----- Given entries -----

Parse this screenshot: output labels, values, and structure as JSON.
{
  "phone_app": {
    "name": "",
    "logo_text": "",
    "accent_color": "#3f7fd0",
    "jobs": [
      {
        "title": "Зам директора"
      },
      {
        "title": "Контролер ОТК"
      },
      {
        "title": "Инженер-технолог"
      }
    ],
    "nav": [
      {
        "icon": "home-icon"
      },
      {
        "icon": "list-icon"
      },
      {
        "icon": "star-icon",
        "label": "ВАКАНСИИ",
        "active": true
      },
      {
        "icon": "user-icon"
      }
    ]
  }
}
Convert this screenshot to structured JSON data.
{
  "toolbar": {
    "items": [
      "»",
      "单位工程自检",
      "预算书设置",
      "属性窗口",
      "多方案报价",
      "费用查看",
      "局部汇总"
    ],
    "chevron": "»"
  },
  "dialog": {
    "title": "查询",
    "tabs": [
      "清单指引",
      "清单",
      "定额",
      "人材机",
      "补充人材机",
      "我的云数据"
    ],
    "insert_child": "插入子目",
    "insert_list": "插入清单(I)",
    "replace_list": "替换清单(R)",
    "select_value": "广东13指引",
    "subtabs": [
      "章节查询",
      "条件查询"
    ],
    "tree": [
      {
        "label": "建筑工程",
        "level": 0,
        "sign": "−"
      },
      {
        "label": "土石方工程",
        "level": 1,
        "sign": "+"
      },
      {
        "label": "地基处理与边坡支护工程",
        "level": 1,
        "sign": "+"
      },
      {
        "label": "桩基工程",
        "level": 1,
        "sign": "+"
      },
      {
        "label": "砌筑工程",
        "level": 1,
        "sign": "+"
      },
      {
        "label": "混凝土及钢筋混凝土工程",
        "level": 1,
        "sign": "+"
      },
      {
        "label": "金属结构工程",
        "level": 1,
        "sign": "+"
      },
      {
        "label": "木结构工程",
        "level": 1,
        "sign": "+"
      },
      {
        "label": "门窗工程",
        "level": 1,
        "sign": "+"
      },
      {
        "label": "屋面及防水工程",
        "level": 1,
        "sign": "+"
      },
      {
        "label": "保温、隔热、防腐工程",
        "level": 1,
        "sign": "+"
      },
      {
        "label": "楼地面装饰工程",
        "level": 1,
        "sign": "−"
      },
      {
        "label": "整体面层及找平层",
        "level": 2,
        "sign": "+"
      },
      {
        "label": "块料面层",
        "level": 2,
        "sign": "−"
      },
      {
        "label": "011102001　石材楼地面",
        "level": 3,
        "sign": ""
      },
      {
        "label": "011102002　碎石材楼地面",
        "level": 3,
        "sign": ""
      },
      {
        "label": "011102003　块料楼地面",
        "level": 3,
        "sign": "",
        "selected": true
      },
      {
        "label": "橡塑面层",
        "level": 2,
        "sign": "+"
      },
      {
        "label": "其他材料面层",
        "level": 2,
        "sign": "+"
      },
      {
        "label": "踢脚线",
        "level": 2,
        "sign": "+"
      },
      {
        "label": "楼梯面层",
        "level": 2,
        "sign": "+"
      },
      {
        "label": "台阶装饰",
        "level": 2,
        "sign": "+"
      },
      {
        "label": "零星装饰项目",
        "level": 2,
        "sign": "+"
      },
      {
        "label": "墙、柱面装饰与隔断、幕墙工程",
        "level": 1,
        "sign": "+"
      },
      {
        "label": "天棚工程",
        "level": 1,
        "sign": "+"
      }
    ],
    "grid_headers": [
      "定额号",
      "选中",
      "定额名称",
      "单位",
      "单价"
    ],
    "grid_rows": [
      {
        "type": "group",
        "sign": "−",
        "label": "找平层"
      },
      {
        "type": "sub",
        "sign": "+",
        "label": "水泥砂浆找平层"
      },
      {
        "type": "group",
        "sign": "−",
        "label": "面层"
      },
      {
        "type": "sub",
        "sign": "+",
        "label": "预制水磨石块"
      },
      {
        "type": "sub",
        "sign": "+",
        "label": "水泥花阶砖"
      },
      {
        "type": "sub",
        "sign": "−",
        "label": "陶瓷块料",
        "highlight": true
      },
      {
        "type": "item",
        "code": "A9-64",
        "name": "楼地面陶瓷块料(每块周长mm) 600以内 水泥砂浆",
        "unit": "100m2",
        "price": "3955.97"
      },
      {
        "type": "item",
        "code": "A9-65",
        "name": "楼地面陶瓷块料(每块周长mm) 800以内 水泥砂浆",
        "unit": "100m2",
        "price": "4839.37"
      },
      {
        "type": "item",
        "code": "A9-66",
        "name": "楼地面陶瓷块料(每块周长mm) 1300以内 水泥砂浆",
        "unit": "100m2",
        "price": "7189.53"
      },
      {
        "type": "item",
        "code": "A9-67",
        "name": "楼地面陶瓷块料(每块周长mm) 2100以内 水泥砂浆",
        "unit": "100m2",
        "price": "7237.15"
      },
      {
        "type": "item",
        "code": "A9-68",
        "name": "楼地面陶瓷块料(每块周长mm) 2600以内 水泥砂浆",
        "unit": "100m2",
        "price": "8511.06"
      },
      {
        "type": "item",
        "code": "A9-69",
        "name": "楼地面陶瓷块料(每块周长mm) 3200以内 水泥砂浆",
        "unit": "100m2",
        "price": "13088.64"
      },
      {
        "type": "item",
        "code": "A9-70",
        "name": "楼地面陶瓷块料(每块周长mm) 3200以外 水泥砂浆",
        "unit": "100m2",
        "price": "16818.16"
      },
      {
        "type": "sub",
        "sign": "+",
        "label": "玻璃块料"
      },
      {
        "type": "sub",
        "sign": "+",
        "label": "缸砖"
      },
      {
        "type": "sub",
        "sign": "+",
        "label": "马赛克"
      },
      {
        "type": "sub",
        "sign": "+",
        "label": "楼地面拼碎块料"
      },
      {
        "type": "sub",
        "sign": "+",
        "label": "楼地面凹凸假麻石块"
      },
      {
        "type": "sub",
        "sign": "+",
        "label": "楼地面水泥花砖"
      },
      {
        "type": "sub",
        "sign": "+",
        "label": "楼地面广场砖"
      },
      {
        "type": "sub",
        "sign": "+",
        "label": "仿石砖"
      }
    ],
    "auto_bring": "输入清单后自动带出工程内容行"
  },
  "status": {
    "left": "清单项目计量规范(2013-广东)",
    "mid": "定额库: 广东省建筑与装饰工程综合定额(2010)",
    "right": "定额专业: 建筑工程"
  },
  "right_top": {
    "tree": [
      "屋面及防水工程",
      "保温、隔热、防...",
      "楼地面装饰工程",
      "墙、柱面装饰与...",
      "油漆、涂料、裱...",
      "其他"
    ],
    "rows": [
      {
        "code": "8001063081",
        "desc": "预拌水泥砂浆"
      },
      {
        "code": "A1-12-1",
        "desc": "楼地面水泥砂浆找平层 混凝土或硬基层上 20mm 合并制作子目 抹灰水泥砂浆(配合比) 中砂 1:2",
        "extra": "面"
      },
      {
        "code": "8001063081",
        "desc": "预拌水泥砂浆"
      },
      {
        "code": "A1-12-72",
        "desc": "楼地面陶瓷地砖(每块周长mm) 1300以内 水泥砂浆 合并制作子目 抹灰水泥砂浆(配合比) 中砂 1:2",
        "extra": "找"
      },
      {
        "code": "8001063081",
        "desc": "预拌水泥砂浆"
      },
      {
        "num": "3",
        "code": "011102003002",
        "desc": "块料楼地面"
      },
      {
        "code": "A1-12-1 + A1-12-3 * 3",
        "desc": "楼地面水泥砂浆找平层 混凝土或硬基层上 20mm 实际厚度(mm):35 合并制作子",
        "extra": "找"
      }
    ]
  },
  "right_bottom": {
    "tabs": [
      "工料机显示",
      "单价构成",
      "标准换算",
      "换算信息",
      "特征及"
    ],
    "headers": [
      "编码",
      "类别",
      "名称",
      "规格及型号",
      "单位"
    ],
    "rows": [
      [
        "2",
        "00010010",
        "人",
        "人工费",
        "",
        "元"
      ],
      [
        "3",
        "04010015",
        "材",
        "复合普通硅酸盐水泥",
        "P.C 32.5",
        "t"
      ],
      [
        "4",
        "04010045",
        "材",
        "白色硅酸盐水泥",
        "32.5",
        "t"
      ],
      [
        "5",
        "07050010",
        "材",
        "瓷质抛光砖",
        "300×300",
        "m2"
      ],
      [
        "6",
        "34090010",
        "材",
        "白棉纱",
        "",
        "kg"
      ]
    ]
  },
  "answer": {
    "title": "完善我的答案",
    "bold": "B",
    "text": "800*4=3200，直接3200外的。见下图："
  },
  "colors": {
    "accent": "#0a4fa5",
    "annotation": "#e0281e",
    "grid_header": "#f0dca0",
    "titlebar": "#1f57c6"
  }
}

-----

> _Given instruction_
Copy each line of the data that contains the word "楼地面陶瓷块料".

> _Task solution_
        "name": "楼地面陶瓷块料(每块周长mm) 600以内 水泥砂浆",
        "name": "楼地面陶瓷块料(每块周长mm) 800以内 水泥砂浆",
        "name": "楼地面陶瓷块料(每块周长mm) 1300以内 水泥砂浆",
        "name": "楼地面陶瓷块料(每块周长mm) 2100以内 水泥砂浆",
        "name": "楼地面陶瓷块料(每块周长mm) 2600以内 水泥砂浆",
        "name": "楼地面陶瓷块料(每块周长mm) 3200以内 水泥砂浆",
        "name": "楼地面陶瓷块料(每块周长mm) 3200以外 水泥砂浆",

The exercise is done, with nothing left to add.